(Annotated region listings)
━━━━━━━━━━
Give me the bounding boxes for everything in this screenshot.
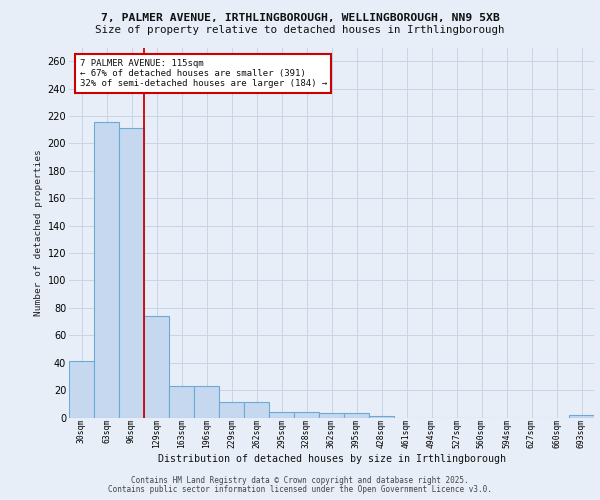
Bar [269,412,294,418]
Text: Contains HM Land Registry data © Crown copyright and database right 2025.: Contains HM Land Registry data © Crown c… [131,476,469,485]
Bar [119,128,144,418]
Text: 7, PALMER AVENUE, IRTHLINGBOROUGH, WELLINGBOROUGH, NN9 5XB: 7, PALMER AVENUE, IRTHLINGBOROUGH, WELLI… [101,12,499,22]
Y-axis label: Number of detached properties: Number of detached properties [34,149,43,316]
Bar [194,386,219,418]
Text: 7 PALMER AVENUE: 115sqm
← 67% of detached houses are smaller (391)
32% of semi-d: 7 PALMER AVENUE: 115sqm ← 67% of detache… [79,58,327,88]
Bar [319,414,344,418]
X-axis label: Distribution of detached houses by size in Irthlingborough: Distribution of detached houses by size … [157,454,505,464]
Bar [219,402,244,417]
Bar [169,386,194,418]
Text: Size of property relative to detached houses in Irthlingborough: Size of property relative to detached ho… [95,25,505,35]
Bar [369,416,394,418]
Bar [244,402,269,417]
Bar [94,122,119,418]
Bar [569,415,594,418]
Bar [69,362,94,418]
Bar [344,414,369,418]
Text: Contains public sector information licensed under the Open Government Licence v3: Contains public sector information licen… [108,485,492,494]
Bar [144,316,169,418]
Bar [294,412,319,418]
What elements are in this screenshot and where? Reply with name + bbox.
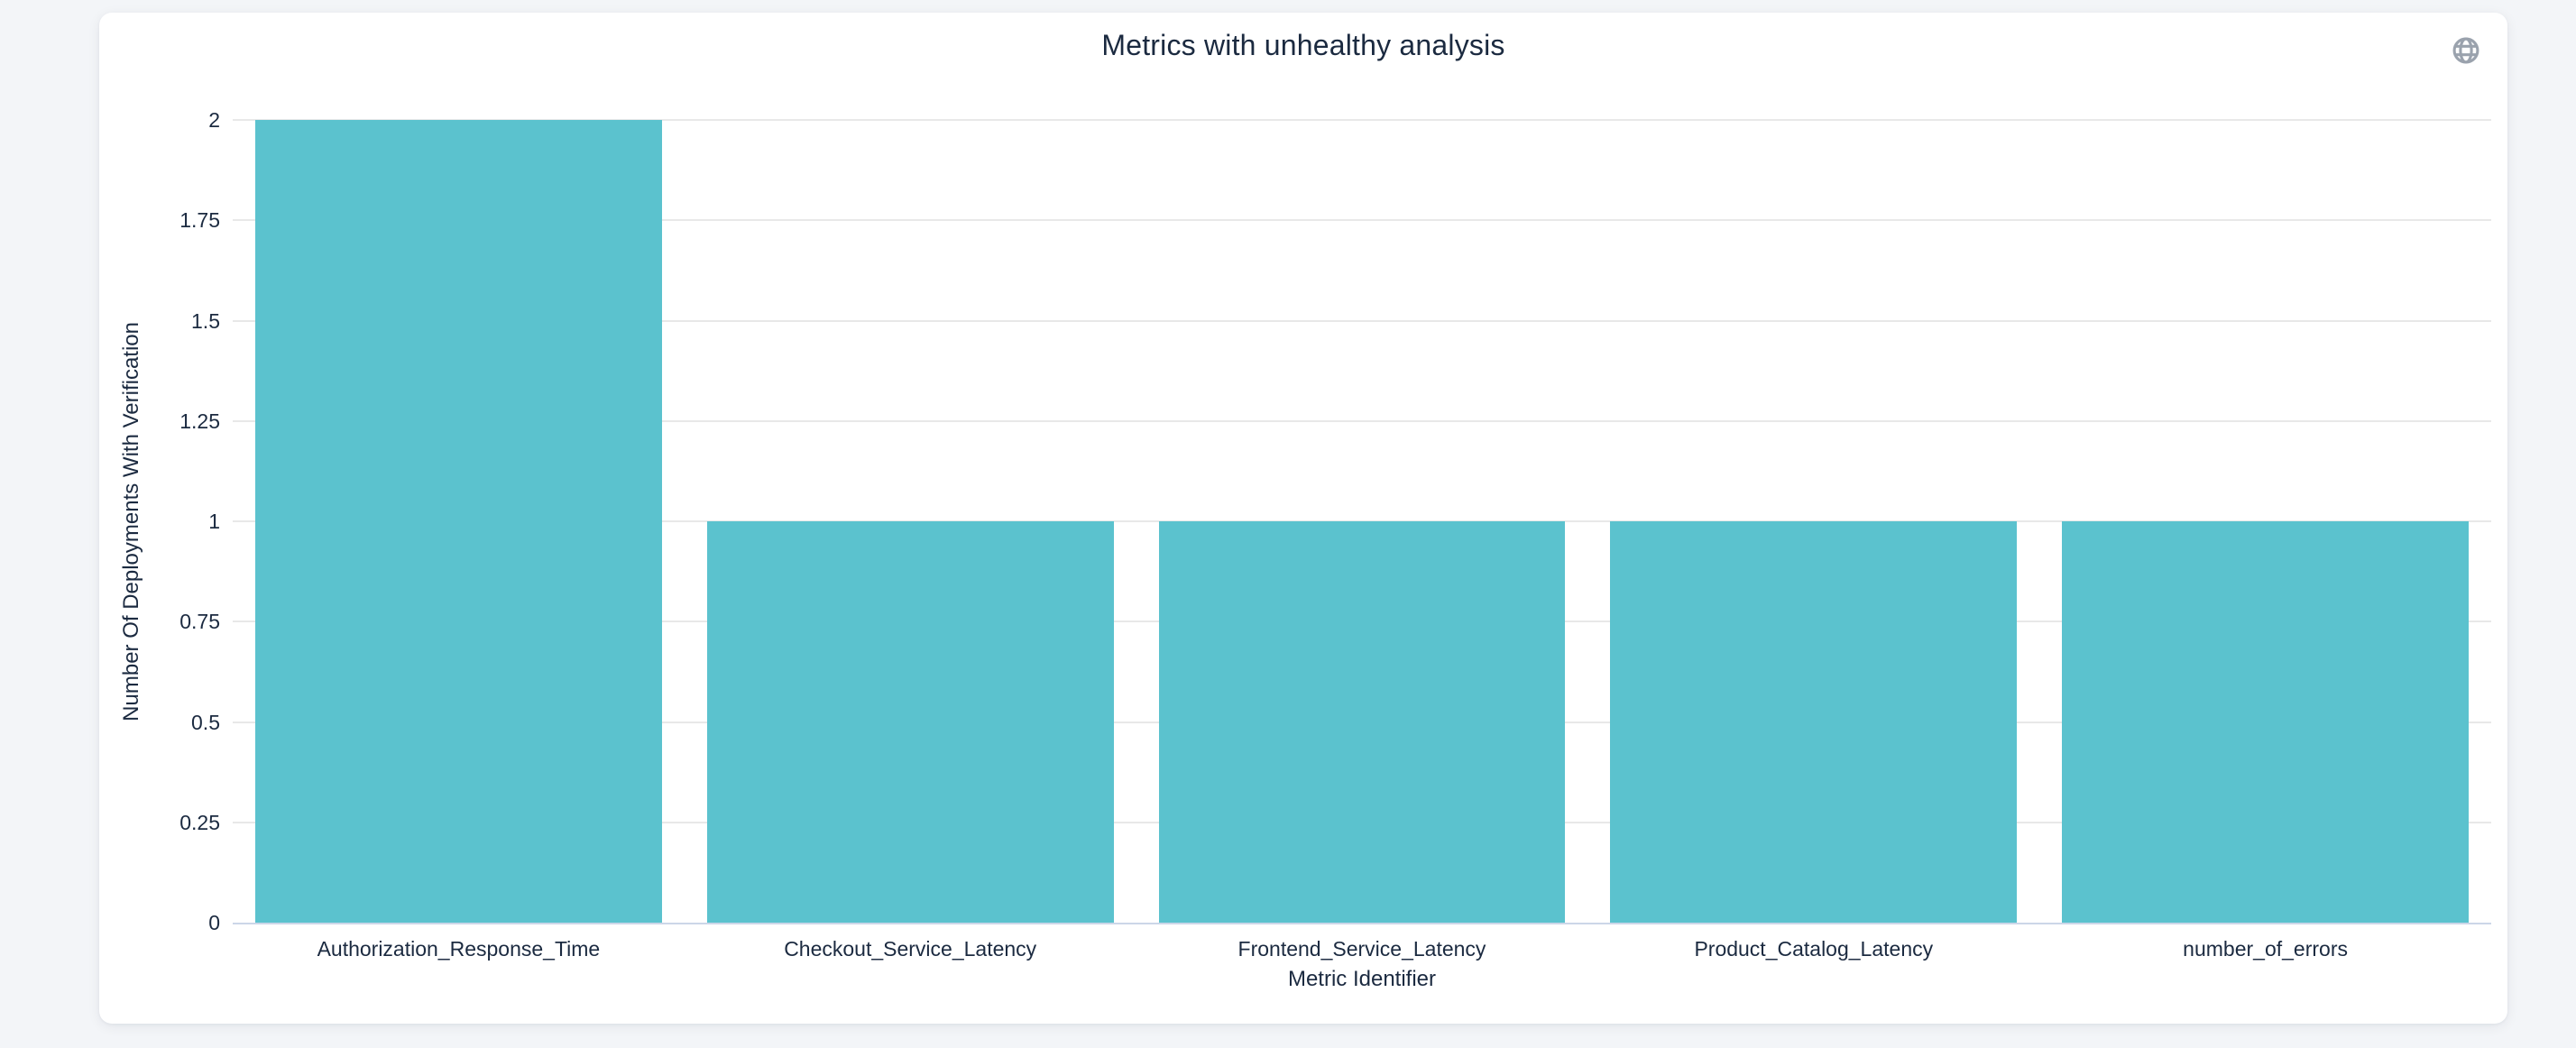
x-axis-category-label: Frontend_Service_Latency <box>1237 937 1486 961</box>
y-axis-title: Number Of Deployments With Verification <box>119 321 143 722</box>
y-axis-tick-label: 0.25 <box>179 810 220 834</box>
bar[interactable] <box>1158 521 1566 923</box>
y-axis-tick-label: 0.75 <box>179 610 220 634</box>
gridline <box>233 419 2491 422</box>
x-axis-category-label: Product_Catalog_Latency <box>1694 937 1934 961</box>
x-axis-category-label: number_of_errors <box>2183 937 2348 961</box>
y-axis-tick-label: 1.25 <box>179 409 220 433</box>
bar[interactable] <box>706 521 1114 923</box>
globe-icon[interactable] <box>2450 34 2482 67</box>
gridline <box>233 319 2491 322</box>
y-axis-tick-label: 0.5 <box>191 710 220 734</box>
chart-title: Metrics with unhealthy analysis <box>1101 29 1505 61</box>
x-axis-category-label: Authorization_Response_Time <box>317 937 601 961</box>
gridline <box>233 119 2491 121</box>
x-axis-title: Metric Identifier <box>1287 967 1437 991</box>
plot-area: 0 0.25 0.5 0.75 1 1.25 1.5 1.75 2 Authorization_R… <box>179 109 2491 961</box>
y-axis-tick-label: 1.5 <box>191 308 220 333</box>
x-axis-category-label: Checkout_Service_Latency <box>784 937 1037 961</box>
bar[interactable] <box>255 120 662 923</box>
bar[interactable] <box>2062 521 2469 923</box>
bar[interactable] <box>1610 521 2018 923</box>
y-axis-tick-label: 1.75 <box>179 208 220 233</box>
y-axis-tick-label: 2 <box>208 108 220 132</box>
y-axis-tick-label: 1 <box>208 510 220 533</box>
gridline <box>233 219 2491 222</box>
x-axis-line <box>233 923 2491 924</box>
y-axis-tick-label: 0 <box>208 911 220 934</box>
chart-card: Metrics with unhealthy analysis Number O… <box>99 13 2507 1024</box>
━━━━━━━━━━
Please write out, unchanged, the stretch of the entries from the line containing "Bar [269,412,294,418]" through the line containing "What elements are", including both of those lines.

REPLY TO THE EXERCISE:
Bar [269,412,294,418]
Text: Contains HM Land Registry data © Crown copyright and database right 2025.: Contains HM Land Registry data © Crown c… [131,476,469,485]
Bar [119,128,144,418]
Text: 7, PALMER AVENUE, IRTHLINGBOROUGH, WELLINGBOROUGH, NN9 5XB: 7, PALMER AVENUE, IRTHLINGBOROUGH, WELLI… [101,12,499,22]
Y-axis label: Number of detached properties: Number of detached properties [34,149,43,316]
Bar [194,386,219,418]
Text: 7 PALMER AVENUE: 115sqm
← 67% of detached houses are smaller (391)
32% of semi-d: 7 PALMER AVENUE: 115sqm ← 67% of detache… [79,58,327,88]
Bar [319,414,344,418]
X-axis label: Distribution of detached houses by size in Irthlingborough: Distribution of detached houses by size … [157,454,505,464]
Bar [219,402,244,417]
Bar [169,386,194,418]
Text: Size of property relative to detached houses in Irthlingborough: Size of property relative to detached ho… [95,25,505,35]
Bar [369,416,394,418]
Bar [244,402,269,417]
Bar [94,122,119,418]
Bar [569,415,594,418]
Bar [69,362,94,418]
Bar [344,414,369,418]
Text: Contains public sector information licensed under the Open Government Licence v3: Contains public sector information licen… [108,485,492,494]
Bar [144,316,169,418]
Bar [294,412,319,418]
What elements are in this screenshot and where? Reply with name + bbox.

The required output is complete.